Anti-homomorphism

In mathematics, an antihomomorphism is a type of function defined on sets with multiplication that reverses the order of multiplication. An antiautomorphism is an invertible antihomomorphism, i.e. an antiisomorphism, from a set to itself. From bijectivity it follows that antiautomorphisms have inverses, and that the inverse of an antiautomorphism is also an antiautomorphism.

1. Idea

While a homomorphism of magmas (including groups, rings, etc) must preserve multiplication, an antihomomorphism must instead reverse multiplication.

2. Definition

Informally, an antihomomorphism is a map that switches the order of multiplication. Formally, an antihomomorphism between structures $X$ and $Y$ is a homomorphism $\phi:X\rightarrow Y^{op}$, where $Y^{op}$ equals $Y$ as a set, but has its multiplication reversed to that defined on $Y$. Denoting the (generally non-commutative) multiplication on $Y$ by $\cdot$, the multiplication on $Y^{op}$, denoted by $∗$, is defined by $x∗y:=y\cdot x$. The object $Y^{op}$ is called the opposite object to $Y$ (respectively, opposite group, opposite algebra, opposite category etc.).

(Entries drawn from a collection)
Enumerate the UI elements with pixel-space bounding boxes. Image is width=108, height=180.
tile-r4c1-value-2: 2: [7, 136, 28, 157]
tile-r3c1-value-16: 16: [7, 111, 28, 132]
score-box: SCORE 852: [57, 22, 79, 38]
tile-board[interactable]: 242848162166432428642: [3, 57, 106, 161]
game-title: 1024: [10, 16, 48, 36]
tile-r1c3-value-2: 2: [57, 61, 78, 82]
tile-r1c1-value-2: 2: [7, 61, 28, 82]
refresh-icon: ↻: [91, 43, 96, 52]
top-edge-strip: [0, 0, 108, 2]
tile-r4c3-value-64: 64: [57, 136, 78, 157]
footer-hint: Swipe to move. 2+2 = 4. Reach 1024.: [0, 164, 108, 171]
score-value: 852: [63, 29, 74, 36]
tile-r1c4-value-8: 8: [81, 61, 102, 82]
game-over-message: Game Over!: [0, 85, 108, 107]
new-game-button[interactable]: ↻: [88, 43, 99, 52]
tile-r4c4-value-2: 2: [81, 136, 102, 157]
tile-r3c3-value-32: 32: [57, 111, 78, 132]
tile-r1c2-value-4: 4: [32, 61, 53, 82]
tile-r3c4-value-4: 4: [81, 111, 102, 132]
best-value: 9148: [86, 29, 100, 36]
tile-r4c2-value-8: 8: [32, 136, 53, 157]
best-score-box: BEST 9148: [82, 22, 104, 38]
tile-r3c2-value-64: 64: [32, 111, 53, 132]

▸ GIVEN REQUEST 1:
According to the antihomomorphism article, what is an antiautomorphism?
▸ GIVEN REQUEST 2:
Summarize the antihomomorphism article in two sentences.
▸ GIVEN REQUEST 3:
Write the next part of the antihomomorphism article, picking up after its final sentence.

▸ TASK RESULT 1:
An invertible antihomomorphism (an antiisomorphism) from a set to itself.

▸ TASK RESULT 2:
An antihomomorphism is a function on sets with multiplication that reverses the order of multiplication, unlike a homomorphism, which preserves it, and an antiautomorphism is an invertible antihomomorphism from a set to itself. Formally, an antihomomorphism from X to Y is a homomorphism from X to the opposite object of Y, which is the same set as Y with its multiplication reversed.

▸ TASK RESULT 3:
This definition is equivalent to that of a homomorphism $\phi: X^{op}\rightarrow Y$ (reversing the operation before or after applying the map is equivalent). Formally, sending $X$ to $X^{op}$ and acting as the identity on maps is a functor (indeed, an involution).

3. Examples

In group theory, an antihomomorphism is a map between two groups that reverses the order of multiplication. So if $\varphi: X \rightarrow Y$ is a group antihomomorphism, $$φ(xy) = φ(y)φ(x)$$ for all $x, y$ in $X$.

The map that sends $x$ to $x^{−1}$ is an example of a group antiautomorphism. Another important example is the transpose operation in linear algebra, which takes row vectors to column vectors. Any vector-matrix equation may be transposed to an equivalent equation where the order of the factors is reversed.

With matrices, an example of an antiautomorphism is given by the transpose map. Since inversion and transposing both give antiautomorphisms, their composition is an automorphism. This involution is often called the contragredient map, and it provides an example of an outer automorphism of the general linear group $\textrm{GL}(n, F)$, where $F$ is a field, except when $|F| = 2$ and $n = 1$ or $2$, or $|F| = 3$ and $n = 1$ (i.e., for the groups $\textrm{GL}(1, 2)$, $\textrm{GL}(2, 2)$, and $\textrm{GL}(1, 3)$).

In ring theory, an antihomomorphism is a map between two rings that preserves addition, but reverses the order of multiplication. So $\varphi: X \rightarrow Y$ is a ring antihomomorphism if and only if:

$$\begin{align} &\varphi(1) = 1 \\ &\varphi(x + y) = \varphi(x) + \varphi(y) \\ &\varphi(xy) = \varphi(y)\varphi(x) \end{align} $$

for all $x, y$ in $X$.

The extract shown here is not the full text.